### REQUIREMENTS
List each line of the data that holds the string "Kontekstual", please.
────────
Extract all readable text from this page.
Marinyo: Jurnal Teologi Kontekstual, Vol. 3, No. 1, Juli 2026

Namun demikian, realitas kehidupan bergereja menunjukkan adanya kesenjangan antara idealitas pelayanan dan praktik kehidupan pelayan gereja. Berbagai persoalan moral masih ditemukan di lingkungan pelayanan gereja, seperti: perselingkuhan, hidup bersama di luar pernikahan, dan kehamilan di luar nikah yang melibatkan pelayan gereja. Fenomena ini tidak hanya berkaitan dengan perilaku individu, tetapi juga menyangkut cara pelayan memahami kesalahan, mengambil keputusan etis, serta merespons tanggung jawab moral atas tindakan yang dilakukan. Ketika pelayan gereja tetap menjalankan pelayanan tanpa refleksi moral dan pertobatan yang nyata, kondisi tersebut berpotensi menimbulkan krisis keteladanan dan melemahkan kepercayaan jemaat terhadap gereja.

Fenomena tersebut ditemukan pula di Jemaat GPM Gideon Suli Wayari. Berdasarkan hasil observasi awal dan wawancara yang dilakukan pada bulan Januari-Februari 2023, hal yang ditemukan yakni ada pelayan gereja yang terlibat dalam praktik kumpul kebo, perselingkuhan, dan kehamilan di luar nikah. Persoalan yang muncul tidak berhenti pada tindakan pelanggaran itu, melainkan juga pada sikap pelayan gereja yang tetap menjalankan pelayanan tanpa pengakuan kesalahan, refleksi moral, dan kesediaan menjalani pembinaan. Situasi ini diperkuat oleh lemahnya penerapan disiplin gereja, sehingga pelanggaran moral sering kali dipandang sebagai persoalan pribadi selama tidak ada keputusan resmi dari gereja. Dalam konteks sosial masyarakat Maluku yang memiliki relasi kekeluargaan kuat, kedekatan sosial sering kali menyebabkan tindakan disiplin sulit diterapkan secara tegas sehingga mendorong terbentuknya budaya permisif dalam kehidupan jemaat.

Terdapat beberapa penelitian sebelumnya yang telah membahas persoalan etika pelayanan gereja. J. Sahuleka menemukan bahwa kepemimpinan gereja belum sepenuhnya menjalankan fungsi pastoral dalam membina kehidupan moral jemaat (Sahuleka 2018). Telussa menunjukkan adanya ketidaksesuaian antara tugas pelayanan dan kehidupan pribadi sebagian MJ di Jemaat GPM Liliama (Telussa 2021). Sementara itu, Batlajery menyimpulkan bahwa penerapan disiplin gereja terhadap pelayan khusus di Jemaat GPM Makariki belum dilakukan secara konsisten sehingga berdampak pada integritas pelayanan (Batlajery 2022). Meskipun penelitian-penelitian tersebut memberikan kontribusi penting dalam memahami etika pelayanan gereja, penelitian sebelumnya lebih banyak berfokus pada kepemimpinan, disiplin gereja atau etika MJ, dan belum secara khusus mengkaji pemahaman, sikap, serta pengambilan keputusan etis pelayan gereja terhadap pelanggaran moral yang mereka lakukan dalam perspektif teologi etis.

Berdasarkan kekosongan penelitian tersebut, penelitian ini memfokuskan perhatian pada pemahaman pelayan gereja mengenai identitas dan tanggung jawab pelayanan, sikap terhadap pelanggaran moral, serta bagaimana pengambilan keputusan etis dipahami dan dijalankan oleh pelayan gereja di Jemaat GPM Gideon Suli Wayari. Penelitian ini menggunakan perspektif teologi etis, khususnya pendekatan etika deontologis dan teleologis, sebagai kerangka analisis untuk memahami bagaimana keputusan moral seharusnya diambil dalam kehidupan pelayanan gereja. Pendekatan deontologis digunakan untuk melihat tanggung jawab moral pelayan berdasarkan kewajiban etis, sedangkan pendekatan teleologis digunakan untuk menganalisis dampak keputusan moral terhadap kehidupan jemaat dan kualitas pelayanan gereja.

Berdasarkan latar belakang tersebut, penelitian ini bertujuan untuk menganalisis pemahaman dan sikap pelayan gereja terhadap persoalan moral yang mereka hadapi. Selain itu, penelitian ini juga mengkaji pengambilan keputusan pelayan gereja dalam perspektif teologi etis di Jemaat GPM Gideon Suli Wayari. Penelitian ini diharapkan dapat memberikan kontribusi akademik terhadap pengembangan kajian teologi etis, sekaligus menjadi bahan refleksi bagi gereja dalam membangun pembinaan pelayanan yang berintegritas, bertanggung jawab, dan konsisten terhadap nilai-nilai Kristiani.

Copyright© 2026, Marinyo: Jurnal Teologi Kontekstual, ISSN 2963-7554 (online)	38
────────
### SOLVED PROBLEM
Marinyo: Jurnal Teologi Kontekstual, Vol. 3, No. 1, Juli 2026
Copyright© 2026, Marinyo: Jurnal Teologi Kontekstual, ISSN 2963-7554 (online)	38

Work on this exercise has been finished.